Every record must be repeated exactly, with no omission.

━━━━━ Extracted information ━━━━━

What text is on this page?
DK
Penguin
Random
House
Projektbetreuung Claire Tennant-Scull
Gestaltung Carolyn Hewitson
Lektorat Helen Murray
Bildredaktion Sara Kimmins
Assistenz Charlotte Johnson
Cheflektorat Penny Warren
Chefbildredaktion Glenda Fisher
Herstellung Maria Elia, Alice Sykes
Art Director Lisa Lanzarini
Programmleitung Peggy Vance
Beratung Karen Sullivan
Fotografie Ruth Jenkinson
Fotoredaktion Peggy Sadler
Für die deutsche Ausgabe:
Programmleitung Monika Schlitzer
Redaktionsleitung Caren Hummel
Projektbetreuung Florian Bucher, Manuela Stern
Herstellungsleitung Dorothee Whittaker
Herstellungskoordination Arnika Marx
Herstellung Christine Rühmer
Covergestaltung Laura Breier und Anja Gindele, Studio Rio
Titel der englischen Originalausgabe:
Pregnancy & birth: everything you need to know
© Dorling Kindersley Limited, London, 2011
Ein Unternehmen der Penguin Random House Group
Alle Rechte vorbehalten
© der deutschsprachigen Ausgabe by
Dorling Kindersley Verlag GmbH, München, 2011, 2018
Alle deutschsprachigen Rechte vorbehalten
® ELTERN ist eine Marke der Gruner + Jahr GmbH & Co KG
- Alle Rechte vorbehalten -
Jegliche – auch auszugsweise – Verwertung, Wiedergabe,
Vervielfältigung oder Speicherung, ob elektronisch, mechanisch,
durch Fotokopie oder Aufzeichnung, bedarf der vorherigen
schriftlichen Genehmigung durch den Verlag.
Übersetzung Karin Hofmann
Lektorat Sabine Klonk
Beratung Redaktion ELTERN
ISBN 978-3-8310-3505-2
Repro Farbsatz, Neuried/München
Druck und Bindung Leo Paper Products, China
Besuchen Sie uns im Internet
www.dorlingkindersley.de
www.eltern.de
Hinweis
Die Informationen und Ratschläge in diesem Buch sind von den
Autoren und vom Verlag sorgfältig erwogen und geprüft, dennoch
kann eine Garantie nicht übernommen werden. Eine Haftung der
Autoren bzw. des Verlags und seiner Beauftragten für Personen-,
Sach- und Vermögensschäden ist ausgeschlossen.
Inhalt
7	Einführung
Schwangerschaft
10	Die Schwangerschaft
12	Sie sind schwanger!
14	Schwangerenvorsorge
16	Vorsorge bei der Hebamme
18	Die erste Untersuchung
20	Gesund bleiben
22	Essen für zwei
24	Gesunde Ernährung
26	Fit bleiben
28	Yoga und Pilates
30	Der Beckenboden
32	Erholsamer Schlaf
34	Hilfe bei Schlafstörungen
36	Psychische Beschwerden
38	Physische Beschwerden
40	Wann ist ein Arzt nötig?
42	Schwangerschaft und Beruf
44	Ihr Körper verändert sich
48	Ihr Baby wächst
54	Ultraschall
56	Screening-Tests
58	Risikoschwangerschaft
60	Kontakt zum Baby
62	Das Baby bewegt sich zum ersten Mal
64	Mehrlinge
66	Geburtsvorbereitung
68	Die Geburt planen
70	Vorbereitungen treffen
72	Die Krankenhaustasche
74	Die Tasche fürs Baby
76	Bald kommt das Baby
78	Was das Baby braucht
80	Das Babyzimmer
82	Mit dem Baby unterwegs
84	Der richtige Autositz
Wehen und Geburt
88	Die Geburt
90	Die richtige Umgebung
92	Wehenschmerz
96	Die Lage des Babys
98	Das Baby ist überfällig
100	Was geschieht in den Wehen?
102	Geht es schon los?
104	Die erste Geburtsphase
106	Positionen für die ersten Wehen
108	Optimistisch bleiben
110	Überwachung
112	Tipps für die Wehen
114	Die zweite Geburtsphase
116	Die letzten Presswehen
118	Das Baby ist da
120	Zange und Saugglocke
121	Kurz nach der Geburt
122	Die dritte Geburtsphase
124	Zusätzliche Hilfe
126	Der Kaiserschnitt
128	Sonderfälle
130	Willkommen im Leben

━━━━━

Right answer:
What text is on this page?
DK
Penguin
Random
House
Projektbetreuung Claire Tennant-Scull
Gestaltung Carolyn Hewitson
Lektorat Helen Murray
Bildredaktion Sara Kimmins
Assistenz Charlotte Johnson
Cheflektorat Penny Warren
Chefbildredaktion Glenda Fisher
Herstellung Maria Elia, Alice Sykes
Art Director Lisa Lanzarini
Programmleitung Peggy Vance
Beratung Karen Sullivan
Fotografie Ruth Jenkinson
Fotoredaktion Peggy Sadler
Für die deutsche Ausgabe:
Programmleitung Monika Schlitzer
Redaktionsleitung Caren Hummel
Projektbetreuung Florian Bucher, Manuela Stern
Herstellungsleitung Dorothee Whittaker
Herstellungskoordination Arnika Marx
Herstellung Christine Rühmer
Covergestaltung Laura Breier und Anja Gindele, Studio Rio
Titel der englischen Originalausgabe:
Pregnancy & birth: everything you need to know
© Dorling Kindersley Limited, London, 2011
Ein Unternehmen der Penguin Random House Group
Alle Rechte vorbehalten
© der deutschsprachigen Ausgabe by
Dorling Kindersley Verlag GmbH, München, 2011, 2018
Alle deutschsprachigen Rechte vorbehalten
® ELTERN ist eine Marke der Gruner + Jahr GmbH & Co KG
- Alle Rechte vorbehalten -
Jegliche – auch auszugsweise – Verwertung, Wiedergabe,
Vervielfältigung oder Speicherung, ob elektronisch, mechanisch,
durch Fotokopie oder Aufzeichnung, bedarf der vorherigen
schriftlichen Genehmigung durch den Verlag.
Übersetzung Karin Hofmann
Lektorat Sabine Klonk
Beratung Redaktion ELTERN
ISBN 978-3-8310-3505-2
Repro Farbsatz, Neuried/München
Druck und Bindung Leo Paper Products, China
Besuchen Sie uns im Internet
www.dorlingkindersley.de
www.eltern.de
Hinweis
Die Informationen und Ratschläge in diesem Buch sind von den
Autoren und vom Verlag sorgfältig erwogen und geprüft, dennoch
kann eine Garantie nicht übernommen werden. Eine Haftung der
Autoren bzw. des Verlags und seiner Beauftragten für Personen-,
Sach- und Vermögensschäden ist ausgeschlossen.
Inhalt
7	Einführung
Schwangerschaft
10	Die Schwangerschaft
12	Sie sind schwanger!
14	Schwangerenvorsorge
16	Vorsorge bei der Hebamme
18	Die erste Untersuchung
20	Gesund bleiben
22	Essen für zwei
24	Gesunde Ernährung
26	Fit bleiben
28	Yoga und Pilates
30	Der Beckenboden
32	Erholsamer Schlaf
34	Hilfe bei Schlafstörungen
36	Psychische Beschwerden
38	Physische Beschwerden
40	Wann ist ein Arzt nötig?
42	Schwangerschaft und Beruf
44	Ihr Körper verändert sich
48	Ihr Baby wächst
54	Ultraschall
56	Screening-Tests
58	Risikoschwangerschaft
60	Kontakt zum Baby
62	Das Baby bewegt sich zum ersten Mal
64	Mehrlinge
66	Geburtsvorbereitung
68	Die Geburt planen
70	Vorbereitungen treffen
72	Die Krankenhaustasche
74	Die Tasche fürs Baby
76	Bald kommt das Baby
78	Was das Baby braucht
80	Das Babyzimmer
82	Mit dem Baby unterwegs
84	Der richtige Autositz
Wehen und Geburt
88	Die Geburt
90	Die richtige Umgebung
92	Wehenschmerz
96	Die Lage des Babys
98	Das Baby ist überfällig
100	Was geschieht in den Wehen?
102	Geht es schon los?
104	Die erste Geburtsphase
106	Positionen für die ersten Wehen
108	Optimistisch bleiben
110	Überwachung
112	Tipps für die Wehen
114	Die zweite Geburtsphase
116	Die letzten Presswehen
118	Das Baby ist da
120	Zange und Saugglocke
121	Kurz nach der Geburt
122	Die dritte Geburtsphase
124	Zusätzliche Hilfe
126	Der Kaiserschnitt
128	Sonderfälle
130	Willkommen im Leben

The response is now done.